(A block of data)
━━━━

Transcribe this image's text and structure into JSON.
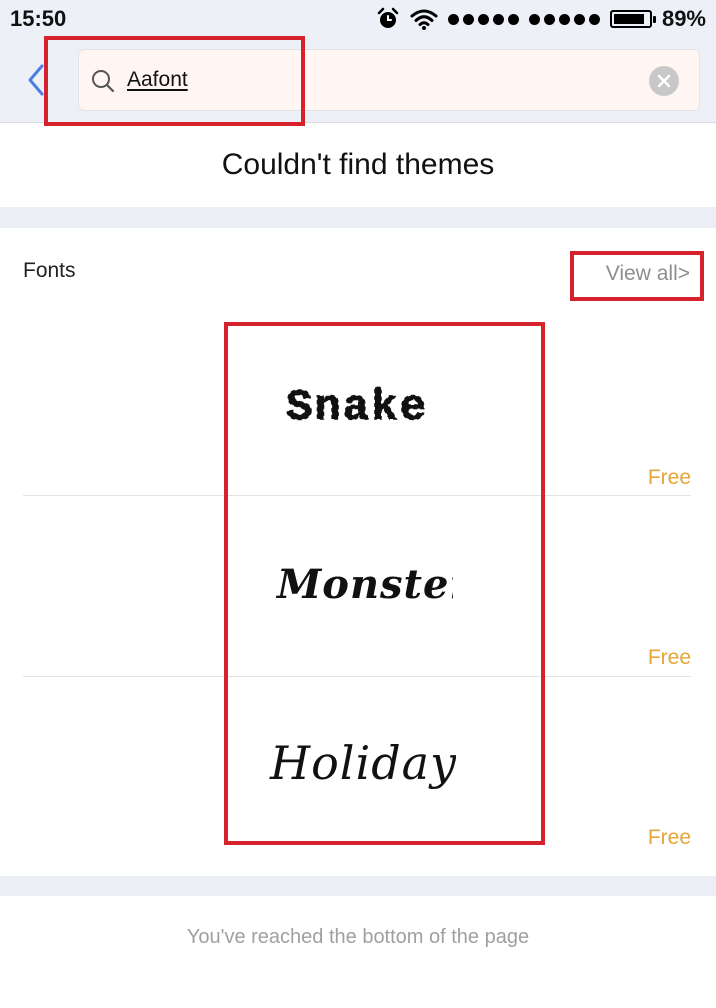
{
  "status_bar": {
    "time": "15:50",
    "battery": "89%",
    "battery_level": 0.89
  },
  "search": {
    "query": "Aafont"
  },
  "results": {
    "no_themes_message": "Couldn't find themes"
  },
  "fonts_section": {
    "title": "Fonts",
    "view_all": "View all>",
    "items": [
      {
        "name": "Snake",
        "price": "Free",
        "preview_style": "pixel-dotted"
      },
      {
        "name": "Monster",
        "price": "Free",
        "preview_style": "monster-bold"
      },
      {
        "name": "Holiday",
        "price": "Free",
        "preview_style": "handwritten"
      }
    ]
  },
  "footer": {
    "end_message": "You've reached the bottom of the page"
  },
  "colors": {
    "accent_back": "#4a7ee0",
    "price": "#e7a437",
    "annotation": "#d6222c",
    "band": "#eceef6"
  }
}
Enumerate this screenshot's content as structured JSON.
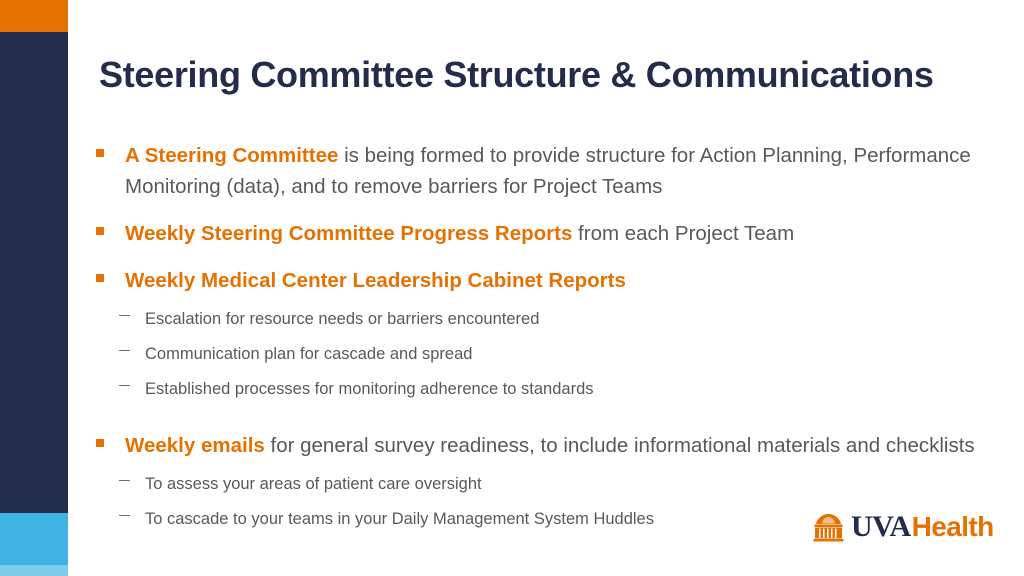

━━━━

● **What you are asked to do**: Using the material above, return every line exactly as it appears, minus the pictures.

● **Reply to the task**:
Transcribe this image's text and structure into JSON.
{
  "status_bar": {
    "time": "15:50",
    "battery": "89%",
    "battery_level": 0.89
  },
  "search": {
    "query": "Aafont"
  },
  "results": {
    "no_themes_message": "Couldn't find themes"
  },
  "fonts_section": {
    "title": "Fonts",
    "view_all": "View all>",
    "items": [
      {
        "name": "Snake",
        "price": "Free",
        "preview_style": "pixel-dotted"
      },
      {
        "name": "Monster",
        "price": "Free",
        "preview_style": "monster-bold"
      },
      {
        "name": "Holiday",
        "price": "Free",
        "preview_style": "handwritten"
      }
    ]
  },
  "footer": {
    "end_message": "You've reached the bottom of the page"
  },
  "colors": {
    "accent_back": "#4a7ee0",
    "price": "#e7a437",
    "annotation": "#d6222c",
    "band": "#eceef6"
  }
}
Enumerate this screenshot's content as structured JSON.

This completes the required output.